━━ PROVIDED DATA ━━

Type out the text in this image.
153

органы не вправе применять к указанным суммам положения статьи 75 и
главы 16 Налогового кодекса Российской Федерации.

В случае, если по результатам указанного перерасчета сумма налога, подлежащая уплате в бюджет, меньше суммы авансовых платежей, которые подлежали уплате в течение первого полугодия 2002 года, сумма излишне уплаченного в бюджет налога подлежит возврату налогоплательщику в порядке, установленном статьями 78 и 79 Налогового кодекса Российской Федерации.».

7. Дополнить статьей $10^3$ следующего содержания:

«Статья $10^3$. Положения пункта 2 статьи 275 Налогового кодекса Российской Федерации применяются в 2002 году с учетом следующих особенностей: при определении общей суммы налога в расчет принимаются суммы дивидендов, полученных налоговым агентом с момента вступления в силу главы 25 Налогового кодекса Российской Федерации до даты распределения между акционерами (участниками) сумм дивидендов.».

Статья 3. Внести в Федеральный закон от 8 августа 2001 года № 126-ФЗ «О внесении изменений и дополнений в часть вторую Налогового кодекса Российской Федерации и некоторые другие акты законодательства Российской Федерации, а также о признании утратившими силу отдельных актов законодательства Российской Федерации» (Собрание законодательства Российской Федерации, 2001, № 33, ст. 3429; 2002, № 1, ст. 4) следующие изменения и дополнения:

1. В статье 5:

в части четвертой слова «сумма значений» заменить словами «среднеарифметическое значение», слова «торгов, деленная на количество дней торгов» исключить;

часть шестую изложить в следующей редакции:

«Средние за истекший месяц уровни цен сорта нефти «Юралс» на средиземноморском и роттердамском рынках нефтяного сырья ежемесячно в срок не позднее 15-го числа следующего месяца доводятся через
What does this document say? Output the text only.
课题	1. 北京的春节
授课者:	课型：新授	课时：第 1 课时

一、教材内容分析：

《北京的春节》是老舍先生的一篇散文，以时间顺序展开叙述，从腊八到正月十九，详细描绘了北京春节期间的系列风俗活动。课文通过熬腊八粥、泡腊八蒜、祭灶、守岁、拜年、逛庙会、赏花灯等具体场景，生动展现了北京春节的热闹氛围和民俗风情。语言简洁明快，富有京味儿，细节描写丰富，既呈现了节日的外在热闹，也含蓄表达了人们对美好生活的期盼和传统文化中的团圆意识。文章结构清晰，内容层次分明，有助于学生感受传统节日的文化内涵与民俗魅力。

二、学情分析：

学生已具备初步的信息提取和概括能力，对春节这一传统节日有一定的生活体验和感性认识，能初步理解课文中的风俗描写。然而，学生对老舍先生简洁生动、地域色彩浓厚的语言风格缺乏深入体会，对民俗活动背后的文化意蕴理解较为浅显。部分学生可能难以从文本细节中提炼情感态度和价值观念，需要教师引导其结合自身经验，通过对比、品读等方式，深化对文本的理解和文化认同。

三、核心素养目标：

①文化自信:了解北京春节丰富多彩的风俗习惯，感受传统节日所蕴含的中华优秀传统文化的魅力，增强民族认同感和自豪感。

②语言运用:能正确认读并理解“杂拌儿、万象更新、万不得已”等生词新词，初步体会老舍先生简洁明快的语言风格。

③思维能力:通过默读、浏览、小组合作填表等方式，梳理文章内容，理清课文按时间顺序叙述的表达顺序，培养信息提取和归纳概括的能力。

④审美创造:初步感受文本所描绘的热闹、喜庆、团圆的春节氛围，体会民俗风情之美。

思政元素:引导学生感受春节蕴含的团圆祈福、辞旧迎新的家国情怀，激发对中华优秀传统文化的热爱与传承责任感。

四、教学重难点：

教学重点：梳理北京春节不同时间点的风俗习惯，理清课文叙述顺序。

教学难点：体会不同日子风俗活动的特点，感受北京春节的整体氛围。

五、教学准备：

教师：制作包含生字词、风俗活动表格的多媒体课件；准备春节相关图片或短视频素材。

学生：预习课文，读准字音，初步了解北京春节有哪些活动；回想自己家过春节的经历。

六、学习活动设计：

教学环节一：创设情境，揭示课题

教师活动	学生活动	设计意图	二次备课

━━━

WHAT YOU NEED TO DO
Transcribe all entries exactly as they are given.

RESULT OF THE EXERCISE
Type out the text in this image.
153

органы не вправе применять к указанным суммам положения статьи 75 и
главы 16 Налогового кодекса Российской Федерации.

В случае, если по результатам указанного перерасчета сумма налога, подлежащая уплате в бюджет, меньше суммы авансовых платежей, которые подлежали уплате в течение первого полугодия 2002 года, сумма излишне уплаченного в бюджет налога подлежит возврату налогоплательщику в порядке, установленном статьями 78 и 79 Налогового кодекса Российской Федерации.».

7. Дополнить статьей $10^3$ следующего содержания:

«Статья $10^3$. Положения пункта 2 статьи 275 Налогового кодекса Российской Федерации применяются в 2002 году с учетом следующих особенностей: при определении общей суммы налога в расчет принимаются суммы дивидендов, полученных налоговым агентом с момента вступления в силу главы 25 Налогового кодекса Российской Федерации до даты распределения между акционерами (участниками) сумм дивидендов.».

Статья 3. Внести в Федеральный закон от 8 августа 2001 года № 126-ФЗ «О внесении изменений и дополнений в часть вторую Налогового кодекса Российской Федерации и некоторые другие акты законодательства Российской Федерации, а также о признании утратившими силу отдельных актов законодательства Российской Федерации» (Собрание законодательства Российской Федерации, 2001, № 33, ст. 3429; 2002, № 1, ст. 4) следующие изменения и дополнения:

1. В статье 5:

в части четвертой слова «сумма значений» заменить словами «среднеарифметическое значение», слова «торгов, деленная на количество дней торгов» исключить;

часть шестую изложить в следующей редакции:

«Средние за истекший месяц уровни цен сорта нефти «Юралс» на средиземноморском и роттердамском рынках нефтяного сырья ежемесячно в срок не позднее 15-го числа следующего месяца доводятся через
What does this document say? Output the text only.
课题	1. 北京的春节
授课者:	课型：新授	课时：第 1 课时

一、教材内容分析：

《北京的春节》是老舍先生的一篇散文，以时间顺序展开叙述，从腊八到正月十九，详细描绘了北京春节期间的系列风俗活动。课文通过熬腊八粥、泡腊八蒜、祭灶、守岁、拜年、逛庙会、赏花灯等具体场景，生动展现了北京春节的热闹氛围和民俗风情。语言简洁明快，富有京味儿，细节描写丰富，既呈现了节日的外在热闹，也含蓄表达了人们对美好生活的期盼和传统文化中的团圆意识。文章结构清晰，内容层次分明，有助于学生感受传统节日的文化内涵与民俗魅力。

二、学情分析：

学生已具备初步的信息提取和概括能力，对春节这一传统节日有一定的生活体验和感性认识，能初步理解课文中的风俗描写。然而，学生对老舍先生简洁生动、地域色彩浓厚的语言风格缺乏深入体会，对民俗活动背后的文化意蕴理解较为浅显。部分学生可能难以从文本细节中提炼情感态度和价值观念，需要教师引导其结合自身经验，通过对比、品读等方式，深化对文本的理解和文化认同。

三、核心素养目标：

①文化自信:了解北京春节丰富多彩的风俗习惯，感受传统节日所蕴含的中华优秀传统文化的魅力，增强民族认同感和自豪感。

②语言运用:能正确认读并理解“杂拌儿、万象更新、万不得已”等生词新词，初步体会老舍先生简洁明快的语言风格。

③思维能力:通过默读、浏览、小组合作填表等方式，梳理文章内容，理清课文按时间顺序叙述的表达顺序，培养信息提取和归纳概括的能力。

④审美创造:初步感受文本所描绘的热闹、喜庆、团圆的春节氛围，体会民俗风情之美。

思政元素:引导学生感受春节蕴含的团圆祈福、辞旧迎新的家国情怀，激发对中华优秀传统文化的热爱与传承责任感。

四、教学重难点：

教学重点：梳理北京春节不同时间点的风俗习惯，理清课文叙述顺序。

教学难点：体会不同日子风俗活动的特点，感受北京春节的整体氛围。

五、教学准备：

教师：制作包含生字词、风俗活动表格的多媒体课件；准备春节相关图片或短视频素材。

学生：预习课文，读准字音，初步了解北京春节有哪些活动；回想自己家过春节的经历。

六、学习活动设计：

教学环节一：创设情境，揭示课题

教师活动	学生活动	设计意图	二次备课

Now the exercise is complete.